- [DIRECTIONS FOR THIS TASK]:
Search the data below for the word "caption" and copy each line that holds it.

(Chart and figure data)
+ + + +

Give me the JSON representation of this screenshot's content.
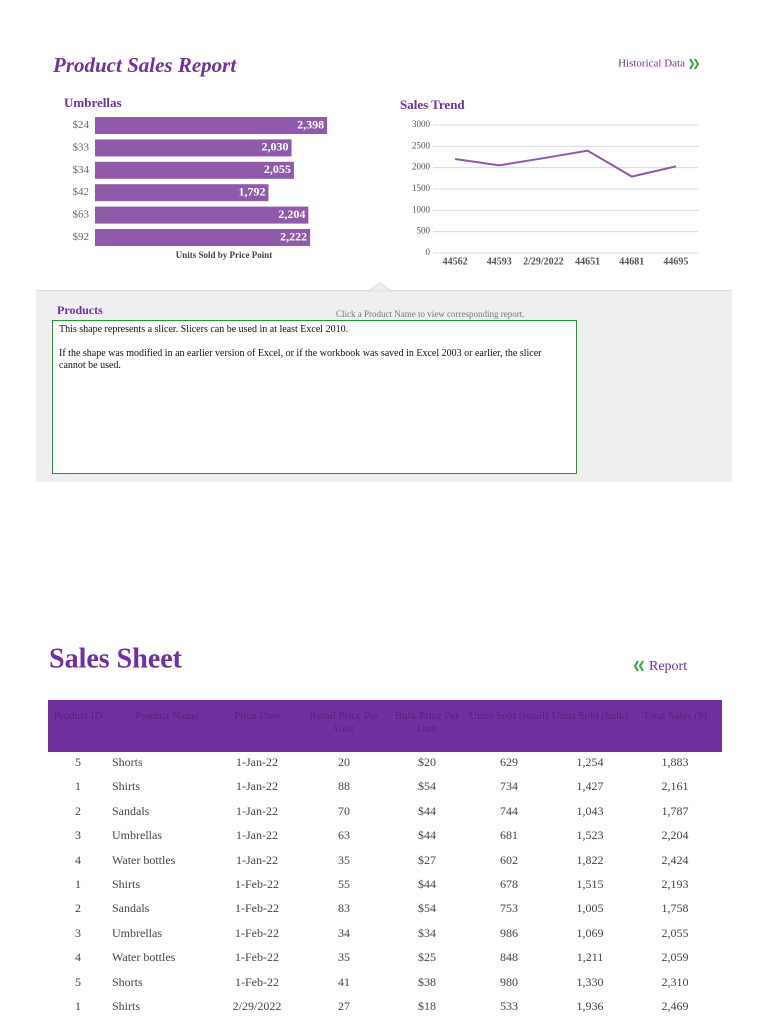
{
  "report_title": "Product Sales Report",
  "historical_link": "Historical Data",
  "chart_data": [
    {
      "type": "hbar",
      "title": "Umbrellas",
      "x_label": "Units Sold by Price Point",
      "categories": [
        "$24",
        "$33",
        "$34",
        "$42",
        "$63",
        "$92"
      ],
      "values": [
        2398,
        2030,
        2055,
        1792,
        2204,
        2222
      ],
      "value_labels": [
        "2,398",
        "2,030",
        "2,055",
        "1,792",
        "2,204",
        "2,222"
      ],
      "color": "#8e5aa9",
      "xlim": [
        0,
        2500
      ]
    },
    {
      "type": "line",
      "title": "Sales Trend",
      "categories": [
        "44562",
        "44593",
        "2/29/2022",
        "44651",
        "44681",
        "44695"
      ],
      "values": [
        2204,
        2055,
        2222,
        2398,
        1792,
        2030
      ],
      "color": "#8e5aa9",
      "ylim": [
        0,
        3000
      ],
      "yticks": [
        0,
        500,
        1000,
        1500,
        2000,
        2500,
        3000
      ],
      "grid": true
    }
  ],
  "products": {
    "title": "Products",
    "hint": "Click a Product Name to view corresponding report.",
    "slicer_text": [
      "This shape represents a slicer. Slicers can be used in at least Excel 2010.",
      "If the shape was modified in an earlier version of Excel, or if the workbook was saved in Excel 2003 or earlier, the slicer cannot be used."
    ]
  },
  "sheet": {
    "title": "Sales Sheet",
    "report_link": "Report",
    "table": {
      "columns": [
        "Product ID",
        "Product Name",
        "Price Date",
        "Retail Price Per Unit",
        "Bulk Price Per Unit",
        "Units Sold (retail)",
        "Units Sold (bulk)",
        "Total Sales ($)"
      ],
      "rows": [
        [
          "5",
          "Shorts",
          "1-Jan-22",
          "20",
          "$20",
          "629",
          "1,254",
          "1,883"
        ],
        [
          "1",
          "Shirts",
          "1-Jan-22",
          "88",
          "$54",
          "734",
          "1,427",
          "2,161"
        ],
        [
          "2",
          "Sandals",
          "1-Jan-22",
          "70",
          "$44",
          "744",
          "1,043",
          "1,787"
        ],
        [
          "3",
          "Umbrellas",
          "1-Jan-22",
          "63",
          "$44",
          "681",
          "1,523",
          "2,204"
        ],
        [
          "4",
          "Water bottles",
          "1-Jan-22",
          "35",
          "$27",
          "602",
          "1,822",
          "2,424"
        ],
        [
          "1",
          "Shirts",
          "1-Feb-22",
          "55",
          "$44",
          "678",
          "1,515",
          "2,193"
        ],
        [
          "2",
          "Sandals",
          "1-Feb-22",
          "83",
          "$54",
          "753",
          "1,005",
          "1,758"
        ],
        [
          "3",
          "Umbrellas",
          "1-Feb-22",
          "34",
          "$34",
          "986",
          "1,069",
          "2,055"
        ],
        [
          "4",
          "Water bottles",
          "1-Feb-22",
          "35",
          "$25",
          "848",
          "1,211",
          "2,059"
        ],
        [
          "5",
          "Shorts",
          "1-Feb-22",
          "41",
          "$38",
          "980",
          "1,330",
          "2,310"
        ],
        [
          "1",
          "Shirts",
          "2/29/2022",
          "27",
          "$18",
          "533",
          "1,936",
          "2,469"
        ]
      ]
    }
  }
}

+ + + +

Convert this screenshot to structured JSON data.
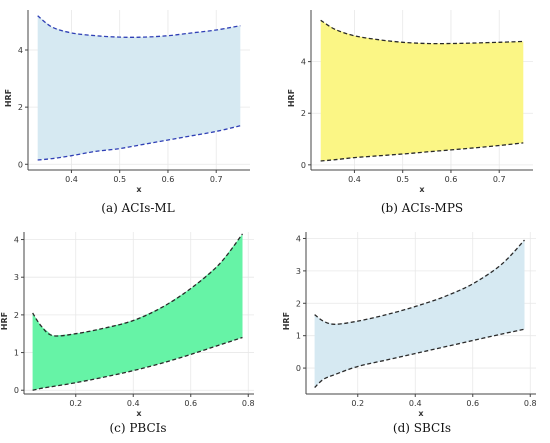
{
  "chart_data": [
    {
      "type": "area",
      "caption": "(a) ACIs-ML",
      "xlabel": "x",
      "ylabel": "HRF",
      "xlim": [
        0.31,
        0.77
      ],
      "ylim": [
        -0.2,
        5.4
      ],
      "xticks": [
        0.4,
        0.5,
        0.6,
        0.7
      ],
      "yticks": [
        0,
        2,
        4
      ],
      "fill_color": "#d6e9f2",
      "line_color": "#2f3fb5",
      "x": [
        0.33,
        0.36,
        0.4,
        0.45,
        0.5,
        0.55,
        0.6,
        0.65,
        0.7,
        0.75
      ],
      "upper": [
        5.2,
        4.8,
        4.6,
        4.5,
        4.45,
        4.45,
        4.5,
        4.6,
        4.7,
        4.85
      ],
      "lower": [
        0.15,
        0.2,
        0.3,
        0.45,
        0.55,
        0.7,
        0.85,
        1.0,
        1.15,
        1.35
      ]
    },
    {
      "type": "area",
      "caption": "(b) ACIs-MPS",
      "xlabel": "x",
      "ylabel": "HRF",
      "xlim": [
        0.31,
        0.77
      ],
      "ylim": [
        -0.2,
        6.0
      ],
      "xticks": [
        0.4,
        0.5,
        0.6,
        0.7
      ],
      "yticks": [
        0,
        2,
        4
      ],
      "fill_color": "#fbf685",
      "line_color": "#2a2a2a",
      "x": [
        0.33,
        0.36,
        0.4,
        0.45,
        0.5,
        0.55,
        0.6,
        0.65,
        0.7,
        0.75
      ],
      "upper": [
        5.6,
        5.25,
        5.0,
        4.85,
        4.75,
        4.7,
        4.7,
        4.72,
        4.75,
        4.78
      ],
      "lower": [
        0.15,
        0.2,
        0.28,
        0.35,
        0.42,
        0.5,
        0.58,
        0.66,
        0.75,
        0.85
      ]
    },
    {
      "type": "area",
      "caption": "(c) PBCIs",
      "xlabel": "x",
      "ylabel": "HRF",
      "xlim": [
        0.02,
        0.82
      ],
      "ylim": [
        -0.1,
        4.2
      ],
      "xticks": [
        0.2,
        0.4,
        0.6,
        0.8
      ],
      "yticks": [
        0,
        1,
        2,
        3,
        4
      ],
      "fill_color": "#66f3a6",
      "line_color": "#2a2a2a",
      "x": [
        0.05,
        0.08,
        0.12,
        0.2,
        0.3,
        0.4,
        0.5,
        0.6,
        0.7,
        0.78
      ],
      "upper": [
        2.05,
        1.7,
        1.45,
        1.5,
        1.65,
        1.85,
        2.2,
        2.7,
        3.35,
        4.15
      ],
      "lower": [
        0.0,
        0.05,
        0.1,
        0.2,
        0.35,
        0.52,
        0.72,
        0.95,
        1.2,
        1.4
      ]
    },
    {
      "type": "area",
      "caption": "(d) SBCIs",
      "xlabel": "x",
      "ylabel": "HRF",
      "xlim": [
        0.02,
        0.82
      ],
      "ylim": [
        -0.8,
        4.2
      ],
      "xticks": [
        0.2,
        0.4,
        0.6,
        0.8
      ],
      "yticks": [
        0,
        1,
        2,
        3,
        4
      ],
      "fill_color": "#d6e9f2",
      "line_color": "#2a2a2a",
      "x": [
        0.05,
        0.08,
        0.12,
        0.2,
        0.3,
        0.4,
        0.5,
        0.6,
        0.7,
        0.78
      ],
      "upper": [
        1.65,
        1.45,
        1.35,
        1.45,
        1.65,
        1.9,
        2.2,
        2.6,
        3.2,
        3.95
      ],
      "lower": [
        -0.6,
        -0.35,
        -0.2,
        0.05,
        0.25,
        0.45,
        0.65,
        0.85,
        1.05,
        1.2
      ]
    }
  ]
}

+ + + +

- [REPLY TO THE EXERCISE]:
      "caption": "(a) ACIs-ML",
      "caption": "(b) ACIs-MPS",
      "caption": "(c) PBCIs",
      "caption": "(d) SBCIs",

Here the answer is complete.